— BEGIN Data for the task —

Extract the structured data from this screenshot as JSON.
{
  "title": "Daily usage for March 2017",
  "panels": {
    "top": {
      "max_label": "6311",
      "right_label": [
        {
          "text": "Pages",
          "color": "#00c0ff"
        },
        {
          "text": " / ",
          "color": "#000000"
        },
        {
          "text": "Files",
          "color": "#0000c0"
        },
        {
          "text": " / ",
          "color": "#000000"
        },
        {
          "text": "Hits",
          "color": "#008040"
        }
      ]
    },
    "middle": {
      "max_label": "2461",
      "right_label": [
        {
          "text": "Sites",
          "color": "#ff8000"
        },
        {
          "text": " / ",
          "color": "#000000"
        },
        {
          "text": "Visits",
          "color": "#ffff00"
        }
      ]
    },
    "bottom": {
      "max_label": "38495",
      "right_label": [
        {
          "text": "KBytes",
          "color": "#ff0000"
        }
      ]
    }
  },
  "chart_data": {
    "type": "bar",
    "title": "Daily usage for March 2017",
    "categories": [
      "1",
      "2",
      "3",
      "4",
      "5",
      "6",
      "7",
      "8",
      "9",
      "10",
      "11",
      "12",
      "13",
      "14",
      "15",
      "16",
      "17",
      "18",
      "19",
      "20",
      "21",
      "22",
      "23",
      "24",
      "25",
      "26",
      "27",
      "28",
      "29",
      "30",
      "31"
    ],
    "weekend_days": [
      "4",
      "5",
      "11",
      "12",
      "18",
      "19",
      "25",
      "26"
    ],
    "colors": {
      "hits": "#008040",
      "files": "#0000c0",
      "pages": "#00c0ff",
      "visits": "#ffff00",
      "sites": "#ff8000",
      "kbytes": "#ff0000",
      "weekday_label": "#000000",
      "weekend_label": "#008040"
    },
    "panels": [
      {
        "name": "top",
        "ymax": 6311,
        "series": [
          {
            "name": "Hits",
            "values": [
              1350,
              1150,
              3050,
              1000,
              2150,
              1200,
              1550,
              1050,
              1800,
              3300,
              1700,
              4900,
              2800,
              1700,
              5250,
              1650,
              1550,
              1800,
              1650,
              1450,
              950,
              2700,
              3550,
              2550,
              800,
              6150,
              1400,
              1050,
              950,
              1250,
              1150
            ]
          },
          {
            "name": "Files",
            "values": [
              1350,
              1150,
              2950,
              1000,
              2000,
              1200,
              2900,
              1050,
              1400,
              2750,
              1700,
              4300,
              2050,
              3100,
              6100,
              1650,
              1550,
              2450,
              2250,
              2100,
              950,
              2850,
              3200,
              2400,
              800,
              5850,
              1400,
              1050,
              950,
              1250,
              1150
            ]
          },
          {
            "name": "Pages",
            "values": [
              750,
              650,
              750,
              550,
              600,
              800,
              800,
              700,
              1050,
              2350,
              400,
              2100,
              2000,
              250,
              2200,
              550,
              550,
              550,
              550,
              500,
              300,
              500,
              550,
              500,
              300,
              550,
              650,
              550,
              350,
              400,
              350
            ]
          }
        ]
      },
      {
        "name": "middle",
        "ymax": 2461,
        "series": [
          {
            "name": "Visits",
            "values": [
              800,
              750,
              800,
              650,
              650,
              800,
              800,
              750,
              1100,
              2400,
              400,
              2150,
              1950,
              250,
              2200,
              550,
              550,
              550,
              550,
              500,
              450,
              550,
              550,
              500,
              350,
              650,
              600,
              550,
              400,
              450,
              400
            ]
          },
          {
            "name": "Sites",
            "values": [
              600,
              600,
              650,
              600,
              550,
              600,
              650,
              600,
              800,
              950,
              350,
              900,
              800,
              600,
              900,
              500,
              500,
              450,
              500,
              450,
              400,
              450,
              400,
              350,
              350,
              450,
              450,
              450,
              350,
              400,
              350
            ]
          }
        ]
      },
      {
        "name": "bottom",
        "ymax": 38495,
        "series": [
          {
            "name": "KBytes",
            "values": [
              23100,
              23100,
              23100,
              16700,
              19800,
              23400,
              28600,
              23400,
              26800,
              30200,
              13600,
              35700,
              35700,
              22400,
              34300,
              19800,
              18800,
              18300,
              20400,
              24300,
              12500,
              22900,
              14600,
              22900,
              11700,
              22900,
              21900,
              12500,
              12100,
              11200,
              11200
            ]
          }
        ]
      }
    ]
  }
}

— END Data for the task —

• What is needed
Extract every entry in the listing word for word.

• Output for this task
Extract the structured data from this screenshot as JSON.
{
  "title": "Daily usage for March 2017",
  "panels": {
    "top": {
      "max_label": "6311",
      "right_label": [
        {
          "text": "Pages",
          "color": "#00c0ff"
        },
        {
          "text": " / ",
          "color": "#000000"
        },
        {
          "text": "Files",
          "color": "#0000c0"
        },
        {
          "text": " / ",
          "color": "#000000"
        },
        {
          "text": "Hits",
          "color": "#008040"
        }
      ]
    },
    "middle": {
      "max_label": "2461",
      "right_label": [
        {
          "text": "Sites",
          "color": "#ff8000"
        },
        {
          "text": " / ",
          "color": "#000000"
        },
        {
          "text": "Visits",
          "color": "#ffff00"
        }
      ]
    },
    "bottom": {
      "max_label": "38495",
      "right_label": [
        {
          "text": "KBytes",
          "color": "#ff0000"
        }
      ]
    }
  },
  "chart_data": {
    "type": "bar",
    "title": "Daily usage for March 2017",
    "categories": [
      "1",
      "2",
      "3",
      "4",
      "5",
      "6",
      "7",
      "8",
      "9",
      "10",
      "11",
      "12",
      "13",
      "14",
      "15",
      "16",
      "17",
      "18",
      "19",
      "20",
      "21",
      "22",
      "23",
      "24",
      "25",
      "26",
      "27",
      "28",
      "29",
      "30",
      "31"
    ],
    "weekend_days": [
      "4",
      "5",
      "11",
      "12",
      "18",
      "19",
      "25",
      "26"
    ],
    "colors": {
      "hits": "#008040",
      "files": "#0000c0",
      "pages": "#00c0ff",
      "visits": "#ffff00",
      "sites": "#ff8000",
      "kbytes": "#ff0000",
      "weekday_label": "#000000",
      "weekend_label": "#008040"
    },
    "panels": [
      {
        "name": "top",
        "ymax": 6311,
        "series": [
          {
            "name": "Hits",
            "values": [
              1350,
              1150,
              3050,
              1000,
              2150,
              1200,
              1550,
              1050,
              1800,
              3300,
              1700,
              4900,
              2800,
              1700,
              5250,
              1650,
              1550,
              1800,
              1650,
              1450,
              950,
              2700,
              3550,
              2550,
              800,
              6150,
              1400,
              1050,
              950,
              1250,
              1150
            ]
          },
          {
            "name": "Files",
            "values": [
              1350,
              1150,
              2950,
              1000,
              2000,
              1200,
              2900,
              1050,
              1400,
              2750,
              1700,
              4300,
              2050,
              3100,
              6100,
              1650,
              1550,
              2450,
              2250,
              2100,
              950,
              2850,
              3200,
              2400,
              800,
              5850,
              1400,
              1050,
              950,
              1250,
              1150
            ]
          },
          {
            "name": "Pages",
            "values": [
              750,
              650,
              750,
              550,
              600,
              800,
              800,
              700,
              1050,
              2350,
              400,
              2100,
              2000,
              250,
              2200,
              550,
              550,
              550,
              550,
              500,
              300,
              500,
              550,
              500,
              300,
              550,
              650,
              550,
              350,
              400,
              350
            ]
          }
        ]
      },
      {
        "name": "middle",
        "ymax": 2461,
        "series": [
          {
            "name": "Visits",
            "values": [
              800,
              750,
              800,
              650,
              650,
              800,
              800,
              750,
              1100,
              2400,
              400,
              2150,
              1950,
              250,
              2200,
              550,
              550,
              550,
              550,
              500,
              450,
              550,
              550,
              500,
              350,
              650,
              600,
              550,
              400,
              450,
              400
            ]
          },
          {
            "name": "Sites",
            "values": [
              600,
              600,
              650,
              600,
              550,
              600,
              650,
              600,
              800,
              950,
              350,
              900,
              800,
              600,
              900,
              500,
              500,
              450,
              500,
              450,
              400,
              450,
              400,
              350,
              350,
              450,
              450,
              450,
              350,
              400,
              350
            ]
          }
        ]
      },
      {
        "name": "bottom",
        "ymax": 38495,
        "series": [
          {
            "name": "KBytes",
            "values": [
              23100,
              23100,
              23100,
              16700,
              19800,
              23400,
              28600,
              23400,
              26800,
              30200,
              13600,
              35700,
              35700,
              22400,
              34300,
              19800,
              18800,
              18300,
              20400,
              24300,
              12500,
              22900,
              14600,
              22900,
              11700,
              22900,
              21900,
              12500,
              12100,
              11200,
              11200
            ]
          }
        ]
      }
    ]
  }
}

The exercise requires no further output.